### GOAL OF THE EXERCISE
Only the lines from the one with "Serialize everything readable" onward are wanted, through the last line of the entries, set down exactly.

### Data excerpts
•••
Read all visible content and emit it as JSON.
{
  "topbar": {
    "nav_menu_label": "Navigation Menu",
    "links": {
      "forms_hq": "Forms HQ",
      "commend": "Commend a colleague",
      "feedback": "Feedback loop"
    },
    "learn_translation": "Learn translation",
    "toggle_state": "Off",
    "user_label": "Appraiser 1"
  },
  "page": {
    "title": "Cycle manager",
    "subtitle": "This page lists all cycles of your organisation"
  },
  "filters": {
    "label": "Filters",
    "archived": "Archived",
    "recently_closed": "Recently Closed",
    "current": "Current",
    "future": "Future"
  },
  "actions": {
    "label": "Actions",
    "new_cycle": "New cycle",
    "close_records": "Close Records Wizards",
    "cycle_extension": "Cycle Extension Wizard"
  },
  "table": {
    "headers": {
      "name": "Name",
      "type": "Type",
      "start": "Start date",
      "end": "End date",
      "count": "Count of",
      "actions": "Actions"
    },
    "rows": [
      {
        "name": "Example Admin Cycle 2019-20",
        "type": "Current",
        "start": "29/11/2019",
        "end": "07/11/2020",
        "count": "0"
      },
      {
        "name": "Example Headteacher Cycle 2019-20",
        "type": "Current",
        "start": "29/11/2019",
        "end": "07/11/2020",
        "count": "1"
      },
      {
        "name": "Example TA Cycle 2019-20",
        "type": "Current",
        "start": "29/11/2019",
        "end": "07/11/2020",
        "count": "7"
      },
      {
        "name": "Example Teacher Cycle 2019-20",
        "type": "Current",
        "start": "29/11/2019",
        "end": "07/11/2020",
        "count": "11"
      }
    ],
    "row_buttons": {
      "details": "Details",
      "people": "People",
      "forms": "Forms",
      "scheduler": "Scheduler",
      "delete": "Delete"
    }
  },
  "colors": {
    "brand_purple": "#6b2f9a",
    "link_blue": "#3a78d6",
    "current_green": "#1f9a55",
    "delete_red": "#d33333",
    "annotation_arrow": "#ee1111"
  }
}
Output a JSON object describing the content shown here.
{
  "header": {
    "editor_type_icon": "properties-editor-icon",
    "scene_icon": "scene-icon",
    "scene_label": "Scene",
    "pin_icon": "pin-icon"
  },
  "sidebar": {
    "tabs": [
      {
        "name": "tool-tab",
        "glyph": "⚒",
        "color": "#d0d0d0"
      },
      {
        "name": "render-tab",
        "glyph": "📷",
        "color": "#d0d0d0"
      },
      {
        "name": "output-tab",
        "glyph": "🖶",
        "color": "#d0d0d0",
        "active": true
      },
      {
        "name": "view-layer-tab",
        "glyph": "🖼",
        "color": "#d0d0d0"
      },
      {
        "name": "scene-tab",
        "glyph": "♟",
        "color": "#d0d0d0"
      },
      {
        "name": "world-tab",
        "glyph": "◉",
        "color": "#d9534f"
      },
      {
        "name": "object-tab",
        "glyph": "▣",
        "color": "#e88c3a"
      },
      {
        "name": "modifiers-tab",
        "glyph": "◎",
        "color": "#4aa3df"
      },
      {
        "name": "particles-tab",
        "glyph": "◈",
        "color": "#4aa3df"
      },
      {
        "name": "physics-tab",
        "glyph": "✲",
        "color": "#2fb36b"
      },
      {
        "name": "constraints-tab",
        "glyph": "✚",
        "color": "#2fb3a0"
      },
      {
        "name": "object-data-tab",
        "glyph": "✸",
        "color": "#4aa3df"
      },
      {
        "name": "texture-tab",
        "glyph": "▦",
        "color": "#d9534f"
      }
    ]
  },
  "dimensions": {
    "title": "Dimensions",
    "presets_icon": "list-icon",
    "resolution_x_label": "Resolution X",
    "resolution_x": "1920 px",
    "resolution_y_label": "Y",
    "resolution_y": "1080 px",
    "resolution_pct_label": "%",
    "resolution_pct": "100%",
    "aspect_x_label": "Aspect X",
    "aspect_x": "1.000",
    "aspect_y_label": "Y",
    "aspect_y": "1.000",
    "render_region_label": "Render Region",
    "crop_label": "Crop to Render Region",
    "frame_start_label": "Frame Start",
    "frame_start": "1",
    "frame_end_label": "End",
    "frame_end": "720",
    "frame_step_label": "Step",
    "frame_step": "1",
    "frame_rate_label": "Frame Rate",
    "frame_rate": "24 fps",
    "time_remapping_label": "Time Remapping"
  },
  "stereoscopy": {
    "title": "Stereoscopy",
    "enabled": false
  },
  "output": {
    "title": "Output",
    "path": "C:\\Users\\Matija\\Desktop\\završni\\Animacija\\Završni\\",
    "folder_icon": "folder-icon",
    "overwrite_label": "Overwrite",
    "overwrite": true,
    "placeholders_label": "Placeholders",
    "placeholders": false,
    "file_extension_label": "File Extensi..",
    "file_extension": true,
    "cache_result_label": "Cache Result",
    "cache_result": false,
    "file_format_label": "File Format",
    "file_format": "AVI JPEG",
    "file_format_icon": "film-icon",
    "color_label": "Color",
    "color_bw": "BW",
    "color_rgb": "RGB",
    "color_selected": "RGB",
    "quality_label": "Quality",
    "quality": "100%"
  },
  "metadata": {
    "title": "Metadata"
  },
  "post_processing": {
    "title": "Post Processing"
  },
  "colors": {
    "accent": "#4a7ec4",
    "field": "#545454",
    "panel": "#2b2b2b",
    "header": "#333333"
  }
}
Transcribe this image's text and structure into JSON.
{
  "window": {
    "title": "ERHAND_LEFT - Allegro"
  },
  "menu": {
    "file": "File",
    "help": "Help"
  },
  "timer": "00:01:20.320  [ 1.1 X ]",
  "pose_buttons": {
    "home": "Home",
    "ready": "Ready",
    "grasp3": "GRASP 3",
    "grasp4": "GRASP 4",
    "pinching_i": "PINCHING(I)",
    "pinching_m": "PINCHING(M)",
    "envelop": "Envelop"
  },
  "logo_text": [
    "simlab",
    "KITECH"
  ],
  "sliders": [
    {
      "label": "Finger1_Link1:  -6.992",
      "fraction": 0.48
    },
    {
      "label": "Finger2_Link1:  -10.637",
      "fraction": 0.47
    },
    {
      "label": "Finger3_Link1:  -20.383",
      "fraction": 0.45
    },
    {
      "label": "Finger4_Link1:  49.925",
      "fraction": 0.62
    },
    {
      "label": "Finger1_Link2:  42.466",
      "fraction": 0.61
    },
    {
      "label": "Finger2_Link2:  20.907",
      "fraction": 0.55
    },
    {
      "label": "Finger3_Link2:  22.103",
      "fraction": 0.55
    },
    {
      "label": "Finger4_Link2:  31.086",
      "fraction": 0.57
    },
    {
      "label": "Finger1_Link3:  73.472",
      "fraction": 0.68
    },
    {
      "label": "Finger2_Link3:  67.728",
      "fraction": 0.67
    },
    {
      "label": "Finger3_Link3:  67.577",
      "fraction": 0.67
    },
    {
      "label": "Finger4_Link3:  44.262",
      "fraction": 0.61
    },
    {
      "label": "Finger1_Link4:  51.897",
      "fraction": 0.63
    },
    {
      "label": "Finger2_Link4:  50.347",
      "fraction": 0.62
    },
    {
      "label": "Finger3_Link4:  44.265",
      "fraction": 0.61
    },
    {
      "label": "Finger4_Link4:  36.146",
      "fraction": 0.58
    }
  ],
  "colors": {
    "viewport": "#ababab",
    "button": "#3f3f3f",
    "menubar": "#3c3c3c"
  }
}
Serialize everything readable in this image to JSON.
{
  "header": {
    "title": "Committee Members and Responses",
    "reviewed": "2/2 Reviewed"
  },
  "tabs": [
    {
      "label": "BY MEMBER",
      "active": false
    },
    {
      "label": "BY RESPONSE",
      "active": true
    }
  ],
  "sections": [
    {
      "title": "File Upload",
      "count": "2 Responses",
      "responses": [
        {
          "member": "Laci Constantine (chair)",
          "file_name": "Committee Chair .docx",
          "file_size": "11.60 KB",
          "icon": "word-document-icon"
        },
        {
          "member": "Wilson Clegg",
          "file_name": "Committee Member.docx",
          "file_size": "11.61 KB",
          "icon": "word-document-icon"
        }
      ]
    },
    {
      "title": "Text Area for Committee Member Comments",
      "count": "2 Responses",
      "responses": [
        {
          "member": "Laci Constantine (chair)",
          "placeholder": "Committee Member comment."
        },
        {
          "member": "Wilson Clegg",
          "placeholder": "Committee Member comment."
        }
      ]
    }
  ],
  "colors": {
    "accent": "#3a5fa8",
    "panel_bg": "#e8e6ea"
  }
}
•••
### ANSWER
Serialize everything readable in this image to JSON.
{
  "header": {
    "title": "Committee Members and Responses",
    "reviewed": "2/2 Reviewed"
  },
  "tabs": [
    {
      "label": "BY MEMBER",
      "active": false
    },
    {
      "label": "BY RESPONSE",
      "active": true
    }
  ],
  "sections": [
    {
      "title": "File Upload",
      "count": "2 Responses",
      "responses": [
        {
          "member": "Laci Constantine (chair)",
          "file_name": "Committee Chair .docx",
          "file_size": "11.60 KB",
          "icon": "word-document-icon"
        },
        {
          "member": "Wilson Clegg",
          "file_name": "Committee Member.docx",
          "file_size": "11.61 KB",
          "icon": "word-document-icon"
        }
      ]
    },
    {
      "title": "Text Area for Committee Member Comments",
      "count": "2 Responses",
      "responses": [
        {
          "member": "Laci Constantine (chair)",
          "placeholder": "Committee Member comment."
        },
        {
          "member": "Wilson Clegg",
          "placeholder": "Committee Member comment."
        }
      ]
    }
  ],
  "colors": {
    "accent": "#3a5fa8",
    "panel_bg": "#e8e6ea"
  }
}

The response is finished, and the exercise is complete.